◆ TEKS YANG DIEKSTRAK
________________

Keinginan membangkitkan kembali (revivalisme) peradaban Tiongkok yang kaya dan kuat lebih penting buat para pemimpin Tiongkok dan rakyatnya daripada sekedar menjual ideologi Komunisme.
Itulah mengapa peta jalan modernisasi Tiongkok yang pertama kali dicetuskan Deng Xiao Ping tahun 1978-1979 mampu memposisikan Partai Komunis Cina pada tempat terhormat dihati dan benak rakyat Tiongkok.
Sampai hari ini, tak ada satupun pemimpin Partai tersebut yang dapat bicara fasih tentang Komunisme, dalam kepala mereka hanya ada impian kembalinya kebesaran peradaban Tiongkok yang sudah ada sejak ribuan tahun.
Sebagai ide, Komunisme sah untuk tetap hidup. Namun apakah ide itu dimanifestasikan dalam negara, sejarah sudah membuktikan keruntuhan Uni Soviet. Dan perlu diingat, Komunisme Uni Soviet jatuh bukan dengan perang militer.

________________

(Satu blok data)
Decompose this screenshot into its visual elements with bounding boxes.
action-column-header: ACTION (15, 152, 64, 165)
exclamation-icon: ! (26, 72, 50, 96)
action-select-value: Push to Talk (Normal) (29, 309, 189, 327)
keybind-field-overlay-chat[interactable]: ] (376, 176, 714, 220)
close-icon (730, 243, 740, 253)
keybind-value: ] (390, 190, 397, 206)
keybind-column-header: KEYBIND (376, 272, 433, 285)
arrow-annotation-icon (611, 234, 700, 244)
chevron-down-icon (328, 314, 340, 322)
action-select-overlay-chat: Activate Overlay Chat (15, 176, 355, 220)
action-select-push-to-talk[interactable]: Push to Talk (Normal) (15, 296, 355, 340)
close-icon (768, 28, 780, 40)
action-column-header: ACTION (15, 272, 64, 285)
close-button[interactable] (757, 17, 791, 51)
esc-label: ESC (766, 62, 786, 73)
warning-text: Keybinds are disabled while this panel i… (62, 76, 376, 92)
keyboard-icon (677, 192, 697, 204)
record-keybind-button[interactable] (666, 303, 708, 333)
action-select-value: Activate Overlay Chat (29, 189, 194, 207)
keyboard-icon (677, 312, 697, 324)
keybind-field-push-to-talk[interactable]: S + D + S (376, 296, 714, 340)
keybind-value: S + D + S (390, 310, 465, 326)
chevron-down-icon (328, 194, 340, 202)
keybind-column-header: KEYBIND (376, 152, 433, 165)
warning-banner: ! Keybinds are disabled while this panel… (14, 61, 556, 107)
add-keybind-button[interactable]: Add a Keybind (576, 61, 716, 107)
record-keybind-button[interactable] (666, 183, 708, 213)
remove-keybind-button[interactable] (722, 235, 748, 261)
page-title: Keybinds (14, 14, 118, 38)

________________

◆ TUGAS
Bisakah Anda melanjutkan tulisan tentang kebangkitan peradaban Tiongkok dan nasib Komunisme, mulai tepat setelah kalimat terakhirnya?

◆ HASIL AKHIR
Tetapi, oleh kecanggihan strategi AS dalam membuka tabir keinginan asasi manusia; bebas, merdeka dan sejahtera.
Kebebasan (Liberty) dan Kemerdekaan (Freedom) adalah ide dasar dari Demokrasi. Kesejahteraan (Wealth) adalah tujuan bersama dari Kapitalisme yang dijanjikan oleh Barat kepada Dunia.
Ide-ide tersebut dipromosikan melalui globalisasi. Demokrasi akan menghasilkan kesejahteraan. Kekuatan modal akan menciptakan lapangan pekerjaan. Semua perangkat untuk mendukung tujuan ini dipersiapkan dengan baik melalui penciptaan institusi-institusi global seperti; PBB, Bank Dunia, IMF.
Namun apa yang terjadi saat ini nampak sebaliknya, yang terjadi adalah bermunculan gejala negara gagal dan membesarnya kesenjangan global. Kesejahteraan hanya dinikmati oleh segelintir kelompok kaya yang memiliki akses kepada sumber daya sedangkan sebagian besar populasi dan negara-negara terjerembab dalam jebakan pendapatan menengah. Dalam konteks itu, Tiongkok tidak ikut-ikutan latah mengamini Demokrasi sebagai sistem politik.
Jadi, terjawab sudah bagaimana sebenarnya posisi Komunisme dalam sistem politik Tiongkok. Sampai hari ini, tak pernah ada bukti resmi atau pun tidak resmi tentang keinginan Tiongkok untuk menawarkan Komunisme kepada negara-negara yang tergabung dalam Belt & Road Initiative (BRI) atau kepada negara-negara lain yang belum bergabung.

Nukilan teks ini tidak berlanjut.